EXERCISE PROMPT: State how many lines in the records hold the word "človeka", giving the number and no other text.

+---+

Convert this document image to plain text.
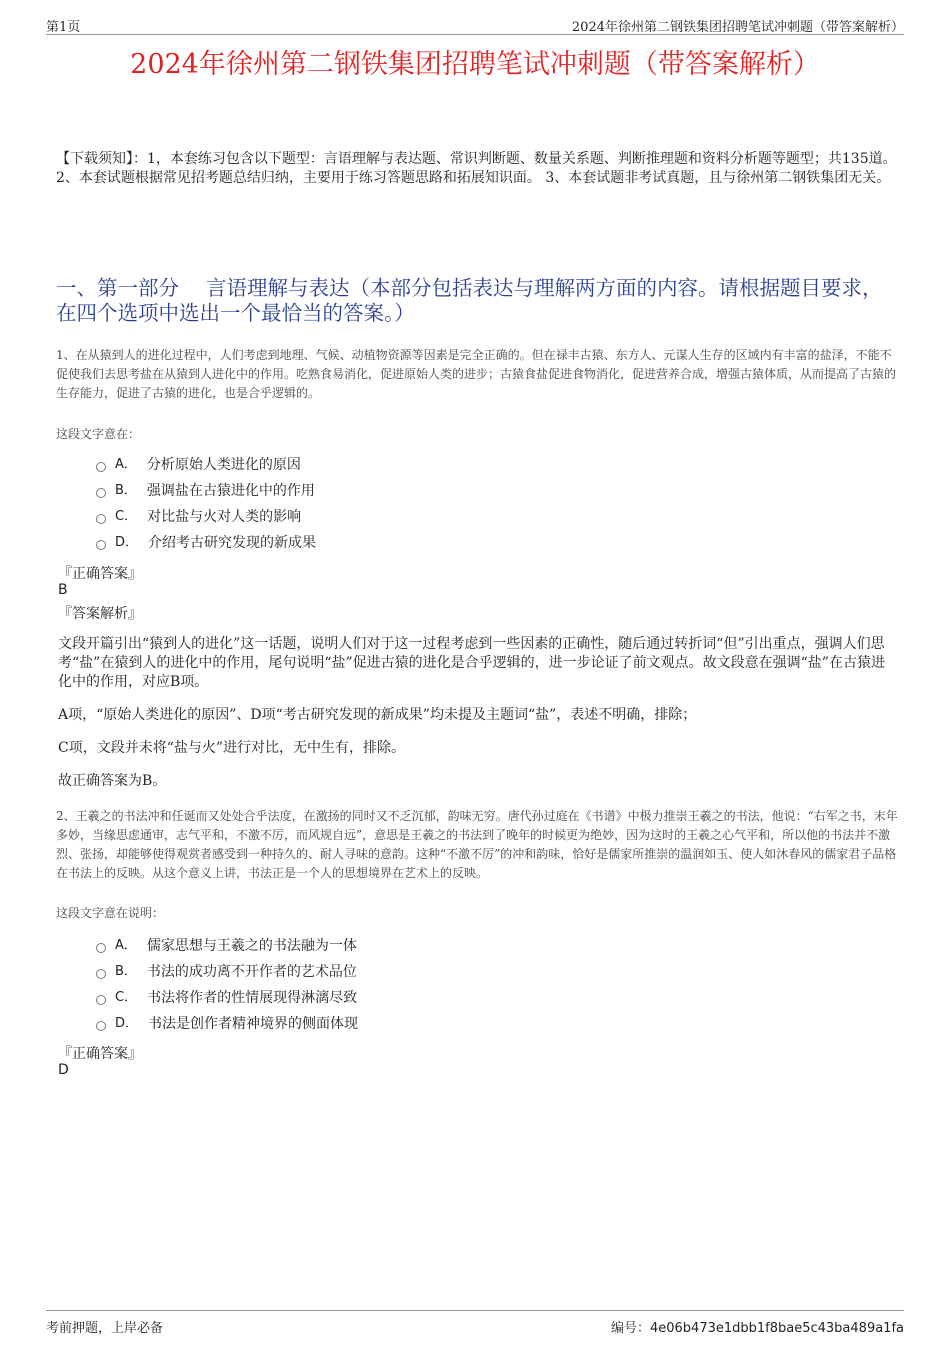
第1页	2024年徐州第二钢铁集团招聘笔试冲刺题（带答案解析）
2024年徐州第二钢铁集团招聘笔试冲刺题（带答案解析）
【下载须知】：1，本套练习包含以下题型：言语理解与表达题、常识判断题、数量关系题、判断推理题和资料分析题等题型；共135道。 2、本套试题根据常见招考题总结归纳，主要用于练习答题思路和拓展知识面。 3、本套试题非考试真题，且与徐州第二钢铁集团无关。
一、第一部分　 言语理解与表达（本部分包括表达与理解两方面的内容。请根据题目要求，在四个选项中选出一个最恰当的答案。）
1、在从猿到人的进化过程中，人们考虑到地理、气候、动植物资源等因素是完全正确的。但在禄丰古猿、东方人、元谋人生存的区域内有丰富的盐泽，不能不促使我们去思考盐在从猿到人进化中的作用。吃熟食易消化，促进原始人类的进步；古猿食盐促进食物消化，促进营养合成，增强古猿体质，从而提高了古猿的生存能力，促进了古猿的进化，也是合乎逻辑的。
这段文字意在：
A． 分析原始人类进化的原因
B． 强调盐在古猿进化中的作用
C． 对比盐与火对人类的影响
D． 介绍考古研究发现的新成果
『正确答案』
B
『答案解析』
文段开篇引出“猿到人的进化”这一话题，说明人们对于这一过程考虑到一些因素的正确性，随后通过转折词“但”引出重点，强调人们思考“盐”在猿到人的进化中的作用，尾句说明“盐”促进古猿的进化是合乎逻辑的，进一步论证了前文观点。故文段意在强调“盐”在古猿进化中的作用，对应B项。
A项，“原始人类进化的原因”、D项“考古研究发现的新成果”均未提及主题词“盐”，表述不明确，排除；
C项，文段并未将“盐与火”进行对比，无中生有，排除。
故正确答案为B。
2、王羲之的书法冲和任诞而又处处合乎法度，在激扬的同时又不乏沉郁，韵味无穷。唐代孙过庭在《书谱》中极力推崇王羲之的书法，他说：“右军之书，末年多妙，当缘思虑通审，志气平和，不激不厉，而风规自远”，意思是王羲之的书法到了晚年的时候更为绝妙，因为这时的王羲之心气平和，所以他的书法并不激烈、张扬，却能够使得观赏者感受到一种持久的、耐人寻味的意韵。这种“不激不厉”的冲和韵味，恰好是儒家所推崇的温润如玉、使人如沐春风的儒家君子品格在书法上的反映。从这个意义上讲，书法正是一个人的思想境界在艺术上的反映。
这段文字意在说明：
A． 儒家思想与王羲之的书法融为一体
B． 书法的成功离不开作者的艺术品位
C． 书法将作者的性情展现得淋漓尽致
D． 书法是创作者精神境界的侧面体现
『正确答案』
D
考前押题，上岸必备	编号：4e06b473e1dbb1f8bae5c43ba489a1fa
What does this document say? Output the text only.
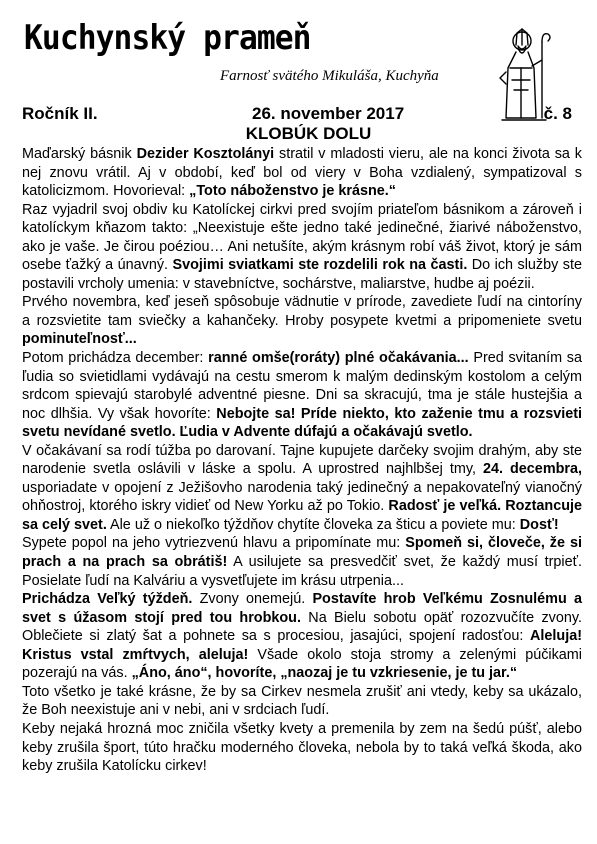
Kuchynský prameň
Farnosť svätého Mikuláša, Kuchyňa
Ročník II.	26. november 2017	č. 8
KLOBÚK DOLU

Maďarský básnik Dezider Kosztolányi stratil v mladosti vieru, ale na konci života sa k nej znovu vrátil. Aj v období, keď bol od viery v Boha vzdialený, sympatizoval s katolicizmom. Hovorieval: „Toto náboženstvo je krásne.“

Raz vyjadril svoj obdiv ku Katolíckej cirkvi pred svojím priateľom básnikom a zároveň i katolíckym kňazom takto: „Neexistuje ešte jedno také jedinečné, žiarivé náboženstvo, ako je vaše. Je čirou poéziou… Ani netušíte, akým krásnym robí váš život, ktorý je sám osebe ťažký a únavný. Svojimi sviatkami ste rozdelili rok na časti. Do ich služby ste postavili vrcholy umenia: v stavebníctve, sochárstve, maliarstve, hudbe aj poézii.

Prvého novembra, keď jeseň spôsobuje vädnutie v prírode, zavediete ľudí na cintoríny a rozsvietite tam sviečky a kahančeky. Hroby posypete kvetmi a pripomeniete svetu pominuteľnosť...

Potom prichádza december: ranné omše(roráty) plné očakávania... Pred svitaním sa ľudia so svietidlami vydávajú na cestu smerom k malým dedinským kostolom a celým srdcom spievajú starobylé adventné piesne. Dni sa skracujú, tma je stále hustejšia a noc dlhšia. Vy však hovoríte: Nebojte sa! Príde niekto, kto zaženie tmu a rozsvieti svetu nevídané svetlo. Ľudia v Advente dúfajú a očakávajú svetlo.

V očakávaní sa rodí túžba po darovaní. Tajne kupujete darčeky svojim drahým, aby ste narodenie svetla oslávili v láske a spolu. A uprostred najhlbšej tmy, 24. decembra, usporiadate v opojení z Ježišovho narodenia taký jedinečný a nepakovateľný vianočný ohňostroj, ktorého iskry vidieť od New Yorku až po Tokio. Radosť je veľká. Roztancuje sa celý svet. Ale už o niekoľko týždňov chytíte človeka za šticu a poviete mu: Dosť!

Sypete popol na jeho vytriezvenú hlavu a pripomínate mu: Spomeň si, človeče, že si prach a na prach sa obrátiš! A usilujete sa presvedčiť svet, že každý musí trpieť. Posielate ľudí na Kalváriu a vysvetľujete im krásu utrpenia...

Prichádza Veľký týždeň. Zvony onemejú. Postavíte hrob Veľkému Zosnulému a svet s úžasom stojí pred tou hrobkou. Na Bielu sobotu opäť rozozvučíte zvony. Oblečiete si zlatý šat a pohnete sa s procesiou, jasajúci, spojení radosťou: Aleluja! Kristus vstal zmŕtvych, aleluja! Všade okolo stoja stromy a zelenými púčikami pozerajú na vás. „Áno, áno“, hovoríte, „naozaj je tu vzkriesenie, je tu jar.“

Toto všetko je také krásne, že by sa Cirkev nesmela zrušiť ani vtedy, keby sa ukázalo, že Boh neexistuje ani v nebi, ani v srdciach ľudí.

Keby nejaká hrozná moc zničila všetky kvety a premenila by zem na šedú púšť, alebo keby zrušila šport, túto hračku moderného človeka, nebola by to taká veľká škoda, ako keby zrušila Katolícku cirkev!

+---+

SOLUTION FOR THIS PROBLEM: 2